* WRITTEN EXERCISE *
Write every record out again exactly as given.

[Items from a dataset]
----

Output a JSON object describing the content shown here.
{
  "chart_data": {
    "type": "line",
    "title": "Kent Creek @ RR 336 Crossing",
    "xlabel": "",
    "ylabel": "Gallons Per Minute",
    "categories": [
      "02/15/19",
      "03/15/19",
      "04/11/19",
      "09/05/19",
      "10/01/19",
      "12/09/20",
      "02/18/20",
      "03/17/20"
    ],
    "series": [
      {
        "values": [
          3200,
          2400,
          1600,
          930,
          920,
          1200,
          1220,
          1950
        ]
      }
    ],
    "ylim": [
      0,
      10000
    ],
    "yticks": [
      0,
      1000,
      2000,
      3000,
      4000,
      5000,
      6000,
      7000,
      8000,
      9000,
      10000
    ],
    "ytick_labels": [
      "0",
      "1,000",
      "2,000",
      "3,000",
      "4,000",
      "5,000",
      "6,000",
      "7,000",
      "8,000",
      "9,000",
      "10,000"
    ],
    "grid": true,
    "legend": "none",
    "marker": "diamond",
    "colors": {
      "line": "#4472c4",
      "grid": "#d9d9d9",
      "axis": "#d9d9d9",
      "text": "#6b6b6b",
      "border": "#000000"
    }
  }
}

----

* OUTPUT *
Output a JSON object describing the content shown here.
{
  "chart_data": {
    "type": "line",
    "title": "Kent Creek @ RR 336 Crossing",
    "xlabel": "",
    "ylabel": "Gallons Per Minute",
    "categories": [
      "02/15/19",
      "03/15/19",
      "04/11/19",
      "09/05/19",
      "10/01/19",
      "12/09/20",
      "02/18/20",
      "03/17/20"
    ],
    "series": [
      {
        "values": [
          3200,
          2400,
          1600,
          930,
          920,
          1200,
          1220,
          1950
        ]
      }
    ],
    "ylim": [
      0,
      10000
    ],
    "yticks": [
      0,
      1000,
      2000,
      3000,
      4000,
      5000,
      6000,
      7000,
      8000,
      9000,
      10000
    ],
    "ytick_labels": [
      "0",
      "1,000",
      "2,000",
      "3,000",
      "4,000",
      "5,000",
      "6,000",
      "7,000",
      "8,000",
      "9,000",
      "10,000"
    ],
    "grid": true,
    "legend": "none",
    "marker": "diamond",
    "colors": {
      "line": "#4472c4",
      "grid": "#d9d9d9",
      "axis": "#d9d9d9",
      "text": "#6b6b6b",
      "border": "#000000"
    }
  }
}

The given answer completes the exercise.